# MATERIAL PROVIDED
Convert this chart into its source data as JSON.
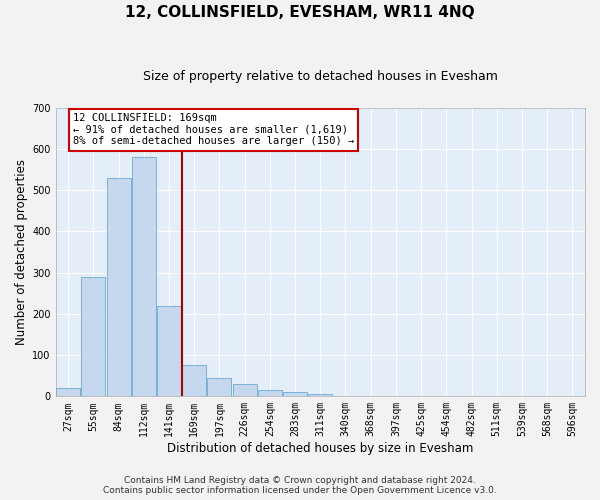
{
  "title": "12, COLLINSFIELD, EVESHAM, WR11 4NQ",
  "subtitle": "Size of property relative to detached houses in Evesham",
  "xlabel": "Distribution of detached houses by size in Evesham",
  "ylabel": "Number of detached properties",
  "footnote1": "Contains HM Land Registry data © Crown copyright and database right 2024.",
  "footnote2": "Contains public sector information licensed under the Open Government Licence v3.0.",
  "categories": [
    "27sqm",
    "55sqm",
    "84sqm",
    "112sqm",
    "141sqm",
    "169sqm",
    "197sqm",
    "226sqm",
    "254sqm",
    "283sqm",
    "311sqm",
    "340sqm",
    "368sqm",
    "397sqm",
    "425sqm",
    "454sqm",
    "482sqm",
    "511sqm",
    "539sqm",
    "568sqm",
    "596sqm"
  ],
  "values": [
    20,
    290,
    530,
    580,
    220,
    75,
    45,
    30,
    15,
    10,
    5,
    0,
    0,
    0,
    0,
    0,
    0,
    0,
    0,
    0,
    0
  ],
  "bar_color": "#c5d8ed",
  "bar_edge_color": "#6aaad4",
  "red_line_x": 5,
  "annotation_text": "12 COLLINSFIELD: 169sqm\n← 91% of detached houses are smaller (1,619)\n8% of semi-detached houses are larger (150) →",
  "annotation_box_facecolor": "#ffffff",
  "annotation_box_edgecolor": "#cc0000",
  "ylim": [
    0,
    700
  ],
  "yticks": [
    0,
    100,
    200,
    300,
    400,
    500,
    600,
    700
  ],
  "plot_bg_color": "#e4eef8",
  "fig_bg_color": "#f2f2f2",
  "grid_color": "#ffffff",
  "title_fontsize": 11,
  "subtitle_fontsize": 9,
  "xlabel_fontsize": 8.5,
  "ylabel_fontsize": 8.5,
  "tick_fontsize": 7,
  "annot_fontsize": 7.5,
  "footnote_fontsize": 6.5,
  "red_line_color": "#aa0000"
}
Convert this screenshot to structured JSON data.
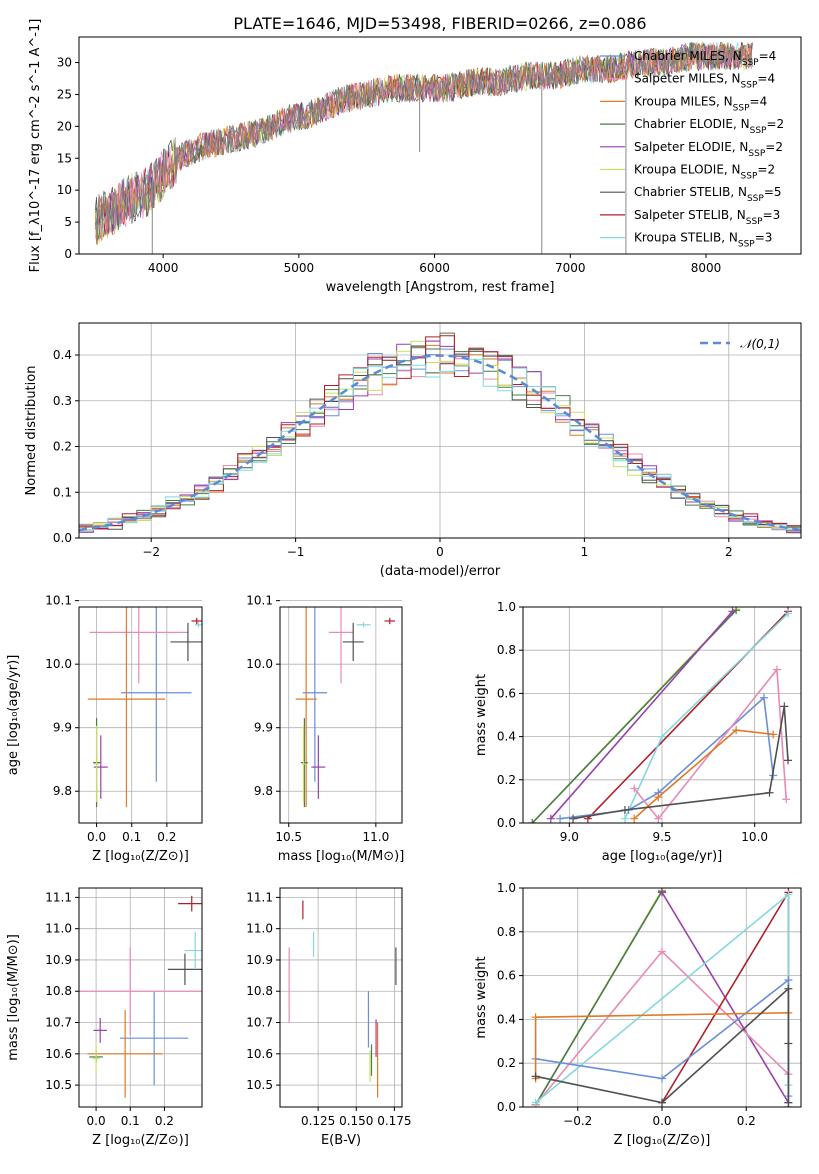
{
  "figure_title": "PLATE=1646, MJD=53498, FIBERID=0266, z=0.086",
  "colors": {
    "c_miles": "#6a8fd8",
    "s_miles": "#e88ab6",
    "k_miles": "#e07a25",
    "c_elodie": "#4a7a4a",
    "s_elodie": "#9a3fb0",
    "k_elodie": "#c8e060",
    "c_stelib": "#505050",
    "s_stelib": "#b0202a",
    "k_stelib": "#82d8dc"
  },
  "legend_entries": [
    {
      "key": "c_miles",
      "text": "Chabrier MILES, N",
      "sub": "SSP",
      "suffix": "=4"
    },
    {
      "key": "s_miles",
      "text": "Salpeter MILES, N",
      "sub": "SSP",
      "suffix": "=4"
    },
    {
      "key": "k_miles",
      "text": "Kroupa MILES, N",
      "sub": "SSP",
      "suffix": "=4"
    },
    {
      "key": "c_elodie",
      "text": "Chabrier ELODIE, N",
      "sub": "SSP",
      "suffix": "=2"
    },
    {
      "key": "s_elodie",
      "text": "Salpeter ELODIE, N",
      "sub": "SSP",
      "suffix": "=2"
    },
    {
      "key": "k_elodie",
      "text": "Kroupa ELODIE, N",
      "sub": "SSP",
      "suffix": "=2"
    },
    {
      "key": "c_stelib",
      "text": "Chabrier STELIB, N",
      "sub": "SSP",
      "suffix": "=5"
    },
    {
      "key": "s_stelib",
      "text": "Salpeter STELIB, N",
      "sub": "SSP",
      "suffix": "=3"
    },
    {
      "key": "k_stelib",
      "text": "Kroupa STELIB, N",
      "sub": "SSP",
      "suffix": "=3"
    }
  ],
  "chart_data": [
    {
      "id": "spectrum",
      "type": "line",
      "xlabel": "wavelength [Angstrom, rest frame]",
      "ylabel": "Flux [f_λ10^-17 erg cm^-2 s^-1 A^-1]",
      "xlim": [
        3380,
        8700
      ],
      "ylim": [
        0,
        34
      ],
      "xticks": [
        4000,
        5000,
        6000,
        7000,
        8000
      ],
      "yticks": [
        0,
        5,
        10,
        15,
        20,
        25,
        30
      ],
      "envelope": {
        "x": [
          3500,
          3700,
          3900,
          4100,
          4300,
          4500,
          4700,
          4900,
          5100,
          5300,
          5500,
          5700,
          5900,
          6100,
          6300,
          6500,
          6700,
          6900,
          7100,
          7300,
          7500,
          7700,
          7900,
          8100,
          8300
        ],
        "y": [
          5,
          8,
          10,
          15,
          17,
          18,
          19,
          21,
          22,
          24,
          25,
          26,
          26,
          26,
          27,
          27,
          28,
          28,
          29,
          29,
          30,
          30,
          31,
          31,
          31
        ]
      },
      "spikes": [
        {
          "x": 3920,
          "y": 0
        },
        {
          "x": 5890,
          "y": 16
        },
        {
          "x": 6790,
          "y": 0
        },
        {
          "x": 7410,
          "y": 0
        }
      ]
    },
    {
      "id": "residual_hist",
      "type": "histogram",
      "xlabel": "(data-model)/error",
      "ylabel": "Normed distribution",
      "xlim": [
        -2.5,
        2.5
      ],
      "ylim": [
        0,
        0.47
      ],
      "xticks": [
        -2,
        -1,
        0,
        1,
        2
      ],
      "yticks": [
        0,
        0.1,
        0.2,
        0.3,
        0.4
      ],
      "reference": {
        "name": "𝒩(0,1)",
        "mu": 0,
        "sigma": 1
      }
    },
    {
      "id": "age_vs_Z",
      "type": "scatter_errorbars",
      "xlabel": "Z [log₁₀(Z/Z⊙)]",
      "ylabel": "age  [log₁₀(age/yr)]",
      "xlim": [
        -0.05,
        0.3
      ],
      "ylim": [
        9.75,
        10.09
      ],
      "xticks": [
        0,
        0.1,
        0.2
      ],
      "yticks": [
        9.8,
        9.9,
        10.0,
        10.1
      ],
      "points": [
        {
          "key": "c_miles",
          "x": 0.17,
          "y": 9.955,
          "xerr": 0.1,
          "yerr": 0.14
        },
        {
          "key": "s_miles",
          "x": 0.12,
          "y": 10.05,
          "xerr": 0.14,
          "yerr": 0.08
        },
        {
          "key": "k_miles",
          "x": 0.085,
          "y": 9.945,
          "xerr": 0.11,
          "yerr": 0.17
        },
        {
          "key": "c_elodie",
          "x": 0.0,
          "y": 9.845,
          "xerr": 0.01,
          "yerr": 0.07
        },
        {
          "key": "s_elodie",
          "x": 0.012,
          "y": 9.838,
          "xerr": 0.02,
          "yerr": 0.05
        },
        {
          "key": "k_elodie",
          "x": 0.0,
          "y": 9.843,
          "xerr": 0.008,
          "yerr": 0.06
        },
        {
          "key": "c_stelib",
          "x": 0.26,
          "y": 10.035,
          "xerr": 0.05,
          "yerr": 0.03
        },
        {
          "key": "s_stelib",
          "x": 0.285,
          "y": 10.068,
          "xerr": 0.015,
          "yerr": 0.005
        },
        {
          "key": "k_stelib",
          "x": 0.29,
          "y": 10.062,
          "xerr": 0.01,
          "yerr": 0.004
        }
      ]
    },
    {
      "id": "age_vs_mass",
      "type": "scatter_errorbars",
      "xlabel": "mass [log₁₀(M/M⊙)]",
      "ylabel": "",
      "xlim": [
        10.45,
        11.15
      ],
      "ylim": [
        9.75,
        10.09
      ],
      "xticks": [
        10.5,
        11.0
      ],
      "yticks": [
        9.8,
        9.9,
        10.0,
        10.1
      ],
      "points": [
        {
          "key": "c_miles",
          "x": 10.65,
          "y": 9.955,
          "xerr": 0.07,
          "yerr": 0.14
        },
        {
          "key": "s_miles",
          "x": 10.8,
          "y": 10.05,
          "xerr": 0.07,
          "yerr": 0.08
        },
        {
          "key": "k_miles",
          "x": 10.6,
          "y": 9.945,
          "xerr": 0.06,
          "yerr": 0.17
        },
        {
          "key": "c_elodie",
          "x": 10.59,
          "y": 9.845,
          "xerr": 0.02,
          "yerr": 0.07
        },
        {
          "key": "s_elodie",
          "x": 10.67,
          "y": 9.838,
          "xerr": 0.04,
          "yerr": 0.05
        },
        {
          "key": "k_elodie",
          "x": 10.585,
          "y": 9.843,
          "xerr": 0.01,
          "yerr": 0.06
        },
        {
          "key": "c_stelib",
          "x": 10.87,
          "y": 10.035,
          "xerr": 0.06,
          "yerr": 0.03
        },
        {
          "key": "s_stelib",
          "x": 11.08,
          "y": 10.068,
          "xerr": 0.03,
          "yerr": 0.005
        },
        {
          "key": "k_stelib",
          "x": 10.93,
          "y": 10.062,
          "xerr": 0.04,
          "yerr": 0.004
        }
      ]
    },
    {
      "id": "weight_vs_age",
      "type": "line",
      "xlabel": "age  [log₁₀(age/yr)]",
      "ylabel": "mass weight",
      "xlim": [
        8.75,
        10.25
      ],
      "ylim": [
        0,
        1
      ],
      "xticks": [
        9.0,
        9.5,
        10.0
      ],
      "yticks": [
        0,
        0.2,
        0.4,
        0.6,
        0.8,
        1.0
      ],
      "series": [
        {
          "key": "k_elodie",
          "x": [
            8.8,
            9.9
          ],
          "y": [
            0.0,
            0.99
          ]
        },
        {
          "key": "c_elodie",
          "x": [
            8.8,
            9.9
          ],
          "y": [
            0.0,
            0.985
          ]
        },
        {
          "key": "s_elodie",
          "x": [
            8.9,
            9.88
          ],
          "y": [
            0.02,
            0.98
          ]
        },
        {
          "key": "s_stelib",
          "x": [
            9.1,
            10.18
          ],
          "y": [
            0.02,
            0.98
          ]
        },
        {
          "key": "k_stelib",
          "x": [
            9.3,
            9.5,
            10.18
          ],
          "y": [
            0.02,
            0.4,
            0.97
          ]
        },
        {
          "key": "c_miles",
          "x": [
            8.95,
            9.32,
            9.48,
            10.05,
            10.1
          ],
          "y": [
            0.02,
            0.06,
            0.14,
            0.58,
            0.22
          ]
        },
        {
          "key": "s_miles",
          "x": [
            9.35,
            9.48,
            10.12,
            10.17
          ],
          "y": [
            0.16,
            0.02,
            0.71,
            0.11
          ]
        },
        {
          "key": "k_miles",
          "x": [
            9.35,
            9.48,
            9.9,
            10.1
          ],
          "y": [
            0.02,
            0.12,
            0.43,
            0.41
          ]
        },
        {
          "key": "c_stelib",
          "x": [
            9.02,
            9.3,
            10.08,
            10.16,
            10.18
          ],
          "y": [
            0.02,
            0.06,
            0.14,
            0.54,
            0.29
          ]
        }
      ]
    },
    {
      "id": "mass_vs_Z",
      "type": "scatter_errorbars",
      "xlabel": "Z [log₁₀(Z/Z⊙)]",
      "ylabel": "mass [log₁₀(M/M⊙)]",
      "xlim": [
        -0.05,
        0.31
      ],
      "ylim": [
        10.43,
        11.13
      ],
      "xticks": [
        0,
        0.1,
        0.2
      ],
      "yticks": [
        10.5,
        10.6,
        10.7,
        10.8,
        10.9,
        11.0,
        11.1
      ],
      "points": [
        {
          "key": "c_miles",
          "x": 0.17,
          "y": 10.65,
          "xerr": 0.1,
          "yerr": 0.15
        },
        {
          "key": "s_miles",
          "x": 0.1,
          "y": 10.8,
          "xerr": 0.22,
          "yerr": 0.14
        },
        {
          "key": "k_miles",
          "x": 0.085,
          "y": 10.6,
          "xerr": 0.11,
          "yerr": 0.14
        },
        {
          "key": "c_elodie",
          "x": 0.0,
          "y": 10.59,
          "xerr": 0.02,
          "yerr": 0.02
        },
        {
          "key": "s_elodie",
          "x": 0.012,
          "y": 10.675,
          "xerr": 0.02,
          "yerr": 0.04
        },
        {
          "key": "k_elodie",
          "x": 0.0,
          "y": 10.585,
          "xerr": 0.01,
          "yerr": 0.05
        },
        {
          "key": "c_stelib",
          "x": 0.26,
          "y": 10.87,
          "xerr": 0.05,
          "yerr": 0.05
        },
        {
          "key": "s_stelib",
          "x": 0.28,
          "y": 11.08,
          "xerr": 0.04,
          "yerr": 0.025
        },
        {
          "key": "k_stelib",
          "x": 0.29,
          "y": 10.93,
          "xerr": 0.03,
          "yerr": 0.06
        }
      ]
    },
    {
      "id": "mass_vs_ebv",
      "type": "scatter_errorbars",
      "xlabel": "E(B-V)",
      "ylabel": "",
      "xlim": [
        0.1,
        0.18
      ],
      "ylim": [
        10.43,
        11.13
      ],
      "xticks": [
        0.125,
        0.15,
        0.175
      ],
      "yticks": [
        10.5,
        10.6,
        10.7,
        10.8,
        10.9,
        11.0,
        11.1
      ],
      "points": [
        {
          "key": "c_miles",
          "x": 0.158,
          "y": 10.71,
          "xerr": 0,
          "yerr": 0.09
        },
        {
          "key": "s_miles",
          "x": 0.106,
          "y": 10.82,
          "xerr": 0,
          "yerr": 0.12
        },
        {
          "key": "k_miles",
          "x": 0.164,
          "y": 10.58,
          "xerr": 0,
          "yerr": 0.12
        },
        {
          "key": "c_elodie",
          "x": 0.16,
          "y": 10.58,
          "xerr": 0,
          "yerr": 0.05
        },
        {
          "key": "s_elodie",
          "x": 0.163,
          "y": 10.65,
          "xerr": 0,
          "yerr": 0.06
        },
        {
          "key": "k_elodie",
          "x": 0.159,
          "y": 10.56,
          "xerr": 0,
          "yerr": 0.05
        },
        {
          "key": "c_stelib",
          "x": 0.176,
          "y": 10.88,
          "xerr": 0,
          "yerr": 0.06
        },
        {
          "key": "s_stelib",
          "x": 0.115,
          "y": 11.06,
          "xerr": 0,
          "yerr": 0.03
        },
        {
          "key": "k_stelib",
          "x": 0.122,
          "y": 10.95,
          "xerr": 0,
          "yerr": 0.04
        }
      ]
    },
    {
      "id": "weight_vs_Z",
      "type": "line",
      "xlabel": "Z [log₁₀(Z/Z⊙)]",
      "ylabel": "mass weight",
      "xlim": [
        -0.33,
        0.33
      ],
      "ylim": [
        0,
        1
      ],
      "xticks": [
        -0.2,
        0.0,
        0.2
      ],
      "yticks": [
        0,
        0.2,
        0.4,
        0.6,
        0.8,
        1.0
      ],
      "series": [
        {
          "key": "k_elodie",
          "x": [
            -0.3,
            0.0
          ],
          "y": [
            0.01,
            0.99
          ]
        },
        {
          "key": "c_elodie",
          "x": [
            -0.3,
            0.0
          ],
          "y": [
            0.01,
            0.985
          ]
        },
        {
          "key": "s_elodie",
          "x": [
            0.0,
            0.3
          ],
          "y": [
            0.98,
            0.02
          ]
        },
        {
          "key": "s_miles",
          "x": [
            -0.3,
            0.0,
            0.3
          ],
          "y": [
            0.01,
            0.71,
            0.15
          ]
        },
        {
          "key": "s_stelib",
          "x": [
            0.0,
            0.3,
            0.3
          ],
          "y": [
            0.02,
            0.98,
            0.0
          ]
        },
        {
          "key": "k_stelib",
          "x": [
            -0.3,
            0.3,
            0.3,
            0.3
          ],
          "y": [
            0.02,
            0.97,
            0.1,
            0.0
          ]
        },
        {
          "key": "c_miles",
          "x": [
            -0.3,
            0.0,
            0.3,
            0.3
          ],
          "y": [
            0.22,
            0.13,
            0.58,
            0.05
          ]
        },
        {
          "key": "k_miles",
          "x": [
            -0.3,
            -0.3,
            0.3
          ],
          "y": [
            0.13,
            0.41,
            0.43
          ]
        },
        {
          "key": "c_stelib",
          "x": [
            -0.3,
            0.0,
            0.3,
            0.3,
            0.3
          ],
          "y": [
            0.14,
            0.02,
            0.54,
            0.29,
            0.02
          ]
        }
      ]
    }
  ]
}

# TASK
Collect each line containing the string "JSON".

# RESULT FOR THIS EXERCISE
Convert this chart into its source data as JSON.
Convert this screenshot to structured JSON data.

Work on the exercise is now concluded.